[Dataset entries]
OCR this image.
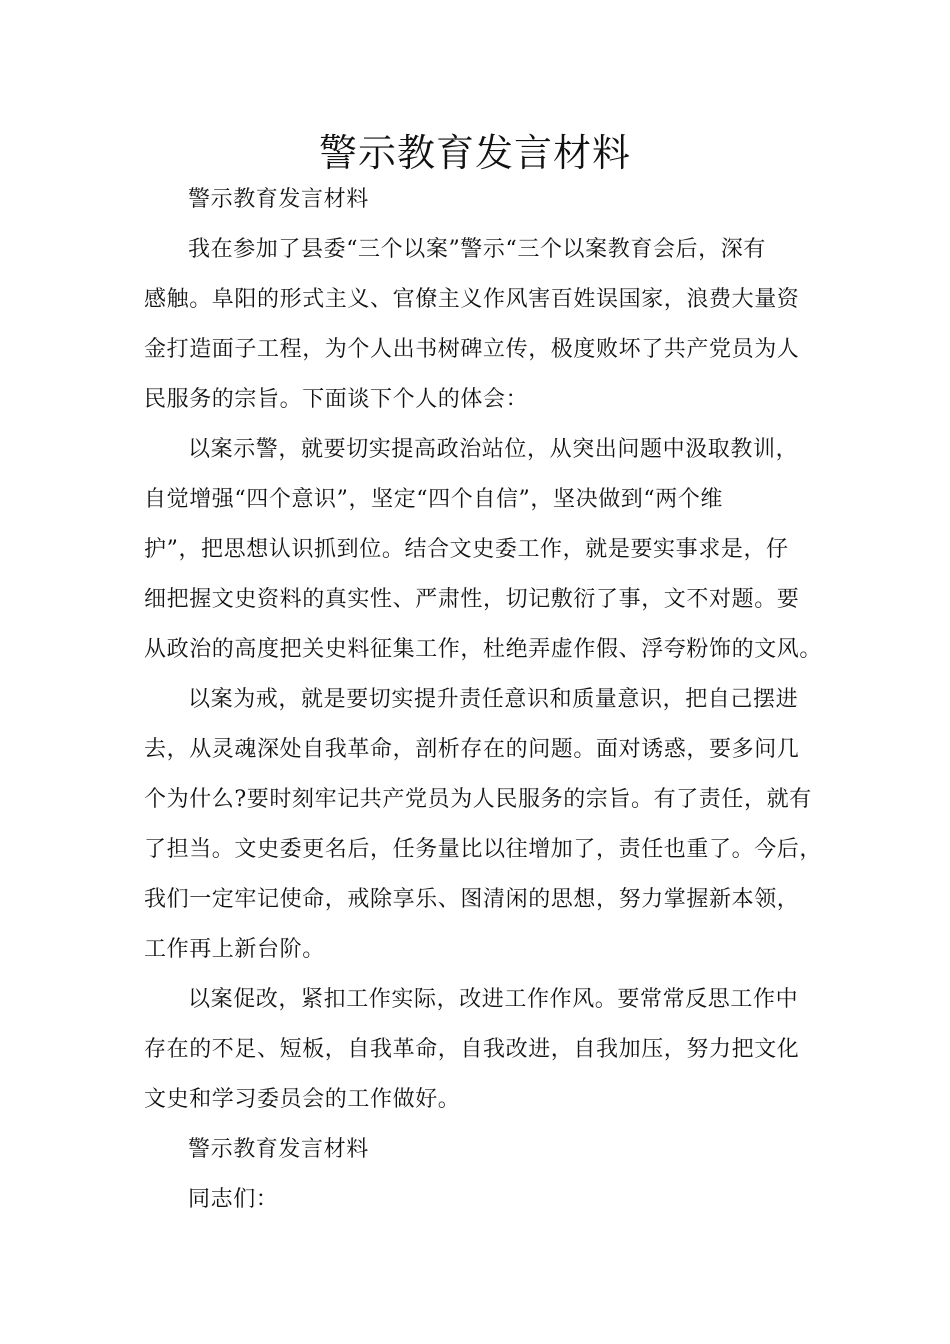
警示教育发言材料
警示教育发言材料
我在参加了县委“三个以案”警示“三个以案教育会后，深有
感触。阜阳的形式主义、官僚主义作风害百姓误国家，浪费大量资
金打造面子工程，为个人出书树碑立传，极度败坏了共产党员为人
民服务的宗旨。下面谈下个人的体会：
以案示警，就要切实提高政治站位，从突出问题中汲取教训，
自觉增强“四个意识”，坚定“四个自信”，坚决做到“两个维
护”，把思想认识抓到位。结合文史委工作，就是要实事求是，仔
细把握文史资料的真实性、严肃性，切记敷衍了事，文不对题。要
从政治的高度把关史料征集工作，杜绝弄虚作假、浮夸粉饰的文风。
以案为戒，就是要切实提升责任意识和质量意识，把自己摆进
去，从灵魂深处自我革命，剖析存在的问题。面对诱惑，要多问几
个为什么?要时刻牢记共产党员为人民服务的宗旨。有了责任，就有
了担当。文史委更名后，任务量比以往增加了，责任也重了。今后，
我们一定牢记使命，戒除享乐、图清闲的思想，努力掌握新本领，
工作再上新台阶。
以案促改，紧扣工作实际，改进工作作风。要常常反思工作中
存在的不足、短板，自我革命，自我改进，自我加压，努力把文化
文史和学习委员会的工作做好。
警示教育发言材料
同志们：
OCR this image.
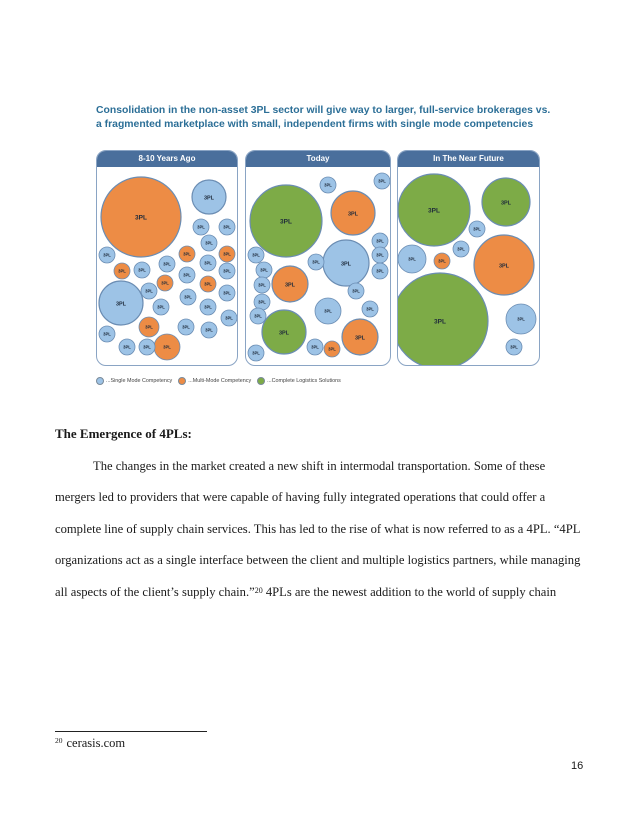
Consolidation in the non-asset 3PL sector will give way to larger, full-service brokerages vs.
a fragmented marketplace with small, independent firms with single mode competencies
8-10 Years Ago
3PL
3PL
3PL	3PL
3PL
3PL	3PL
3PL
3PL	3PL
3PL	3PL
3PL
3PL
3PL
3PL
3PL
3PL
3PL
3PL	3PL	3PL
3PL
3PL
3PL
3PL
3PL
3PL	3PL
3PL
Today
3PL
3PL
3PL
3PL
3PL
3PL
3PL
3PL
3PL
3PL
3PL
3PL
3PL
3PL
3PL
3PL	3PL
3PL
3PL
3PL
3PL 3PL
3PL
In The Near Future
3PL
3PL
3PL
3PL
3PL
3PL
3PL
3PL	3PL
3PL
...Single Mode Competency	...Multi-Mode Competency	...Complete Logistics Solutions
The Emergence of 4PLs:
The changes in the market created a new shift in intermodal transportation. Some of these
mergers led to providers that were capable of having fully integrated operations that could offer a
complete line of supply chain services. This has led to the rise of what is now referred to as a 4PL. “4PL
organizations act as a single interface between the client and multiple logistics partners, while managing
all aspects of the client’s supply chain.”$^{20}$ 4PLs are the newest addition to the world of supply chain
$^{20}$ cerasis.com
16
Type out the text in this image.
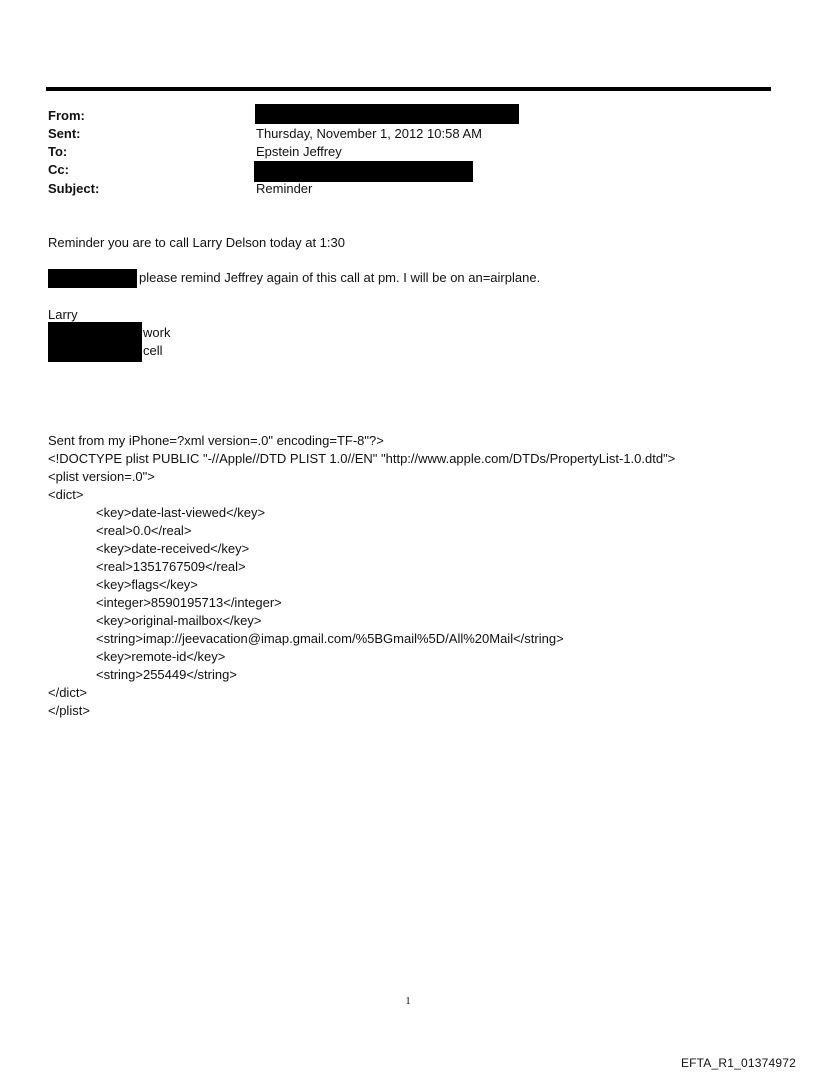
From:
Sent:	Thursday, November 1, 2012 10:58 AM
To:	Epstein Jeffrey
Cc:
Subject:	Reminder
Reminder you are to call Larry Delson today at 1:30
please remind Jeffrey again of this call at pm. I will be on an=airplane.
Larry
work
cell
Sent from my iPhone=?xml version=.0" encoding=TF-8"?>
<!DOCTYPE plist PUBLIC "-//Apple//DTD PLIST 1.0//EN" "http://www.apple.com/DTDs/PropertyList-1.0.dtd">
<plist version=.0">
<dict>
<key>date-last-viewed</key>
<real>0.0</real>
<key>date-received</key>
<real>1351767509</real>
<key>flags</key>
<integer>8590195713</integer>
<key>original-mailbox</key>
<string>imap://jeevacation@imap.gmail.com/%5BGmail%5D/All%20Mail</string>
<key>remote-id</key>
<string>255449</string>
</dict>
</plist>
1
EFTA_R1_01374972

- What to do: Repeat all the records above exactly, leaving out any pictures.

- The result:
OCR this image.
警示教育发言材料
警示教育发言材料
我在参加了县委“三个以案”警示“三个以案教育会后，深有
感触。阜阳的形式主义、官僚主义作风害百姓误国家，浪费大量资
金打造面子工程，为个人出书树碑立传，极度败坏了共产党员为人
民服务的宗旨。下面谈下个人的体会：
以案示警，就要切实提高政治站位，从突出问题中汲取教训，
自觉增强“四个意识”，坚定“四个自信”，坚决做到“两个维
护”，把思想认识抓到位。结合文史委工作，就是要实事求是，仔
细把握文史资料的真实性、严肃性，切记敷衍了事，文不对题。要
从政治的高度把关史料征集工作，杜绝弄虚作假、浮夸粉饰的文风。
以案为戒，就是要切实提升责任意识和质量意识，把自己摆进
去，从灵魂深处自我革命，剖析存在的问题。面对诱惑，要多问几
个为什么?要时刻牢记共产党员为人民服务的宗旨。有了责任，就有
了担当。文史委更名后，任务量比以往增加了，责任也重了。今后，
我们一定牢记使命，戒除享乐、图清闲的思想，努力掌握新本领，
工作再上新台阶。
以案促改，紧扣工作实际，改进工作作风。要常常反思工作中
存在的不足、短板，自我革命，自我改进，自我加压，努力把文化
文史和学习委员会的工作做好。
警示教育发言材料
同志们：
OCR this image.
Consolidation in the non-asset 3PL sector will give way to larger, full-service brokerages vs.
a fragmented marketplace with small, independent firms with single mode competencies
8-10 Years Ago
3PL
3PL
3PL	3PL
3PL
3PL	3PL
3PL
3PL	3PL
3PL	3PL
3PL
3PL
3PL
3PL
3PL
3PL
3PL
3PL	3PL	3PL
3PL
3PL
3PL
3PL
3PL
3PL	3PL
3PL
Today
3PL
3PL
3PL
3PL
3PL
3PL
3PL
3PL
3PL
3PL
3PL
3PL
3PL
3PL
3PL
3PL	3PL
3PL
3PL
3PL
3PL 3PL
3PL
In The Near Future
3PL
3PL
3PL
3PL
3PL
3PL
3PL
3PL	3PL
3PL
...Single Mode Competency	...Multi-Mode Competency	...Complete Logistics Solutions
The Emergence of 4PLs:
The changes in the market created a new shift in intermodal transportation. Some of these
mergers led to providers that were capable of having fully integrated operations that could offer a
complete line of supply chain services. This has led to the rise of what is now referred to as a 4PL. “4PL
organizations act as a single interface between the client and multiple logistics partners, while managing
all aspects of the client’s supply chain.”$^{20}$ 4PLs are the newest addition to the world of supply chain
$^{20}$ cerasis.com
16
Type out the text in this image.
From:
Sent:	Thursday, November 1, 2012 10:58 AM
To:	Epstein Jeffrey
Cc:
Subject:	Reminder
Reminder you are to call Larry Delson today at 1:30
please remind Jeffrey again of this call at pm. I will be on an=airplane.
Larry
work
cell
Sent from my iPhone=?xml version=.0" encoding=TF-8"?>
<!DOCTYPE plist PUBLIC "-//Apple//DTD PLIST 1.0//EN" "http://www.apple.com/DTDs/PropertyList-1.0.dtd">
<plist version=.0">
<dict>
<key>date-last-viewed</key>
<real>0.0</real>
<key>date-received</key>
<real>1351767509</real>
<key>flags</key>
<integer>8590195713</integer>
<key>original-mailbox</key>
<string>imap://jeevacation@imap.gmail.com/%5BGmail%5D/All%20Mail</string>
<key>remote-id</key>
<string>255449</string>
</dict>
</plist>
1
EFTA_R1_01374972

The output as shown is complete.